VORGEGEBENER TEXT ▸
Anders die Lage bei Thomas K.: Für seine DNA an einer Verpackung, in der die Christbaumkugeln mit Buttersäure transportiert worden waren, gab es aus Sicht des Gerichts keine plausible Alternativerklärung. Die glatte Oberfläche bot aus Sicht eines Gutachters für eine zufällige Kontamination eine schlechte Grundlage, auch habe Thomas K. weder selbst in der Gegend gewohnt noch irgendwie deutlich gemacht, wie die Spur an den Tatort gelangt sein könnte. „Das Gericht kann nicht jede gedankliche Möglichkeit an die Stelle dieser Erklärung setzen, um zu sagen, er hat mit der Sache nichts zu tun. Ansonsten wird jede DNA-Spur ad absurdum geführt“, betonte die Vorsitzende.
Aus ihrer Sicht sprachen alle Indizien für eine Täterschaft von Thomas K. und ein planvolles Vorgehen mehrerer Personen. Zeugen hatten in der fraglichen Nacht einige vermummte Gestalten auf der Straße beobachtet. Ziel der Attacke sei demnach nicht Gemkow gewesen, sondern vielmehr eine damals an seine Wohnung angrenzende WG, unter deren Adresse auch ein Vertrieb für linke Szenekleidung gemeldet war. Der besondere Zuschnitt der Räumlichkeiten habe wohl zu einer schlichten Verwechslung geführt.
Mit eindringlichen Worten erinnerte die Richterin an insgesamt 12 schwere Steinbrocken, welche mit hohem Kraftaufwand und voller Wucht in Richtung der Erdgeschosswohnung geschleudert worden waren. Dass nur zwei Steine letztlich ins Innere gelangten, lag an einer installierten Sicherheitsfolie, dass niemand zu Schaden kam, war dem Umstand zu verdanken, dass Familie Gemkow in einem Nebenzimmer mit heruntergelassener Jalousie nächtigte. Ein Stein traf stattdessen einen Esstisch, dort und im Dielenboden blieben Kerben zurück. Der Sachschaden betrug rund 11.000 Euro, Gemkow musste ihn nach eigener Aussage zum Teil selbst begleichen, da der Versicherungsschutz nur bei einem Einbruch gegriffen hätte.

ARBEITSAUFTRAG ▸ Schreiben Sie den obigen Gerichtsbericht über den Steinangriff auf die Wohnung von Gemkow im Anschluss an seinen letzten Satz weiter.

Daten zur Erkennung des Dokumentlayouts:
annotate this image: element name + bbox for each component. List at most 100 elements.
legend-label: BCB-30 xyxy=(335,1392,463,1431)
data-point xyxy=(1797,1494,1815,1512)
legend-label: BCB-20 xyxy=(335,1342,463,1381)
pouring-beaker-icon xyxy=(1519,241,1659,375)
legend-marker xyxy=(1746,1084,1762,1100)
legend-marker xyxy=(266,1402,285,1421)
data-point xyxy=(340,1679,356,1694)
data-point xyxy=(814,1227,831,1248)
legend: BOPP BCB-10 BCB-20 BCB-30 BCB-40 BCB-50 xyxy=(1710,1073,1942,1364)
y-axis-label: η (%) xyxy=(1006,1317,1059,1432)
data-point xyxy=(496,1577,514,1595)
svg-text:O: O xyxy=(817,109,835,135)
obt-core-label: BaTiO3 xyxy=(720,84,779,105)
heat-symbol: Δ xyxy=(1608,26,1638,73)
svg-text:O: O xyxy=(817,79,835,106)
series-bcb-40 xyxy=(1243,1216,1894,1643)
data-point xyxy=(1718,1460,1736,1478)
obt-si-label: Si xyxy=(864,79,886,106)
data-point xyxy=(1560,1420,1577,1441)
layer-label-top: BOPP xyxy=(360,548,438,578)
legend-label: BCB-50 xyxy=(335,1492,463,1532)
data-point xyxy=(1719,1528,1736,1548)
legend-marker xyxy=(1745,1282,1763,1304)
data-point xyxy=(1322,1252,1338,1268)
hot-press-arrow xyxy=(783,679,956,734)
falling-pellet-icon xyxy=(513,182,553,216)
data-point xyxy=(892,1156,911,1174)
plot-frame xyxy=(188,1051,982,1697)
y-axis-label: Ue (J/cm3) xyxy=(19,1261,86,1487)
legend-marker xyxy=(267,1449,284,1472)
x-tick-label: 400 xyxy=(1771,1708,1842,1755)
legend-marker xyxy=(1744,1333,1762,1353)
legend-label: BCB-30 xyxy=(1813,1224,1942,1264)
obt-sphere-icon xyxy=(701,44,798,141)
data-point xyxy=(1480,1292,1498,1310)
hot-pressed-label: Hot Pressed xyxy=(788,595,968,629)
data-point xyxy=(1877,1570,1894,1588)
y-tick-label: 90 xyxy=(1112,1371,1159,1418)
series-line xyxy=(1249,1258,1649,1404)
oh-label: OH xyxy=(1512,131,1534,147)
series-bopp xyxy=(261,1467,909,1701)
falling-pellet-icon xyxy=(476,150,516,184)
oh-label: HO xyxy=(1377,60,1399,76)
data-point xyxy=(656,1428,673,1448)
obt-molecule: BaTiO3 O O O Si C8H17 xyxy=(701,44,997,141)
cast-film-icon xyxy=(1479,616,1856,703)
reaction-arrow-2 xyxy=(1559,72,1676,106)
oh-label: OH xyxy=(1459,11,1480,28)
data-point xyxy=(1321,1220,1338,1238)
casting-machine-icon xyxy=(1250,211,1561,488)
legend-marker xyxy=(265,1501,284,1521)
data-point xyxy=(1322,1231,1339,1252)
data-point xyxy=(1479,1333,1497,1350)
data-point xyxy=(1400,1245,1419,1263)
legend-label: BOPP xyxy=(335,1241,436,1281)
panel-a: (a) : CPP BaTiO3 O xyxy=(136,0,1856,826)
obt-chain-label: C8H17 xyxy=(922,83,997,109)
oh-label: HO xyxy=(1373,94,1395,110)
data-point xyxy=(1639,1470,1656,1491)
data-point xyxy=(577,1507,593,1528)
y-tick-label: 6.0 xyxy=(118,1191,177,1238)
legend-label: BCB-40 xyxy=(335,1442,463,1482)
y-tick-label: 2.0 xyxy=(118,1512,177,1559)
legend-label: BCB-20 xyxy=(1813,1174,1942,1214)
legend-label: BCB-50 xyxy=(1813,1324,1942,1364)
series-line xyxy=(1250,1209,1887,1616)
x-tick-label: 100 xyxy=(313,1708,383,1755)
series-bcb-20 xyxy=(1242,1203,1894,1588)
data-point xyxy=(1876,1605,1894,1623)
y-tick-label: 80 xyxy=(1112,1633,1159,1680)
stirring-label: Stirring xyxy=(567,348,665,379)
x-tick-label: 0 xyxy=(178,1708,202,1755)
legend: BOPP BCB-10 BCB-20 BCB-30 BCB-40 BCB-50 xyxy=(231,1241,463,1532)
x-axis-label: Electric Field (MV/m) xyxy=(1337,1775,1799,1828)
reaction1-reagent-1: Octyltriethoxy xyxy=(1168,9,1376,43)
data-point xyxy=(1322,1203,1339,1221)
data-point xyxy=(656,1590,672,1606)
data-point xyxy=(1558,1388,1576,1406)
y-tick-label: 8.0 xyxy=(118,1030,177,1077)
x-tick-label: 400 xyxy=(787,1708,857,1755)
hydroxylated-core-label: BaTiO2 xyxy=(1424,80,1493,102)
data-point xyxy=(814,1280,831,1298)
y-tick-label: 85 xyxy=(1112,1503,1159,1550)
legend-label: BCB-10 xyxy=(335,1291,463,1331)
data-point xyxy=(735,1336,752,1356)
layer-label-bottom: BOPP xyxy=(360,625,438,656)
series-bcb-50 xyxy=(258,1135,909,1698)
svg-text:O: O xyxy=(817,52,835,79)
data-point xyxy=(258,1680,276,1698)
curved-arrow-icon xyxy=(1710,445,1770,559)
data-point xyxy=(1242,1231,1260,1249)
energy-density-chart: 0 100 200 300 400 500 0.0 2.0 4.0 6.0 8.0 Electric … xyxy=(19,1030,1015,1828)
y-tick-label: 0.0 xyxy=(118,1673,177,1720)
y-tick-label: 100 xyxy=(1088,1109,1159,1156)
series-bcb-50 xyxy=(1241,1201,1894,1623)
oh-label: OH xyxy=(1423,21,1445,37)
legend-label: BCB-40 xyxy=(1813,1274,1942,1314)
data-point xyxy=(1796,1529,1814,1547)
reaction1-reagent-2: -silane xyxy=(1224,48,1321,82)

LÖSUNG ▸
Zu einem solch perfiden und heimtückischen Angriff mitten in der Nacht, wenn sich die meisten Menschen im Tiefschlaf befinden, gehöre ein hohes Maß an krimineller Energie, hob die Richterin hervor. Das Argument von Thomas K.s Strafverteidiger Mario Thomas, wonach ein Spürhund eine Fährte nach Connewitz aufgenommen hatte und dort bis zu einem Haus lief, in dem ein linker Gewalttäter wohnte, ließ sie nicht gelten. Denn nach Aussage der Polizistin hatte sich das Tier nicht bis an die Haustür heran bewegt. Das sprach dafür, dass die Erschnüffelten hier stehen blieben oder auf ihrer Flucht womöglich in ein Auto stiegen.
Wegen Thomas K.s Vorstrafenregister hielt das Gericht letztlich eine Haftstrafe von zwei Jahren und vier Monaten für angemessen. Der umtriebige Rechtsprotagonist wurde seit seinen Teenager-Zeiten wiederholt für einschlägige Taten verurteilt. In der Nacht zum 1. Mai 2008 griff er mit mehreren Komplizen einen Nachtbus an, in dem Besucher des „Courage zeigen“-Konzerts vermutet wurden, ein Mann wurde verprügelt und schwer verletzt. Zuletzt musste sich Thomas K. vor zwei Jahren strafrechtlich verantworten – ebenfalls wegen Körperverletzung.
Mit dem Urteil blieb das Gericht knapp unterhalb des Antrags von Oberstaatsanwalt Ricardo Schulz, der auf zweieinhalb Jahre plädiert hatte. Verteidiger Mario Thomas wollte auf einen Freispruch hinaus. Bei Roman W., der am Montag nicht persönlich erschienen war und sich von seinem Anwalt Andreas Meschkat vertreten ließ, hatten beide Seiten auf Freispruch plädiert.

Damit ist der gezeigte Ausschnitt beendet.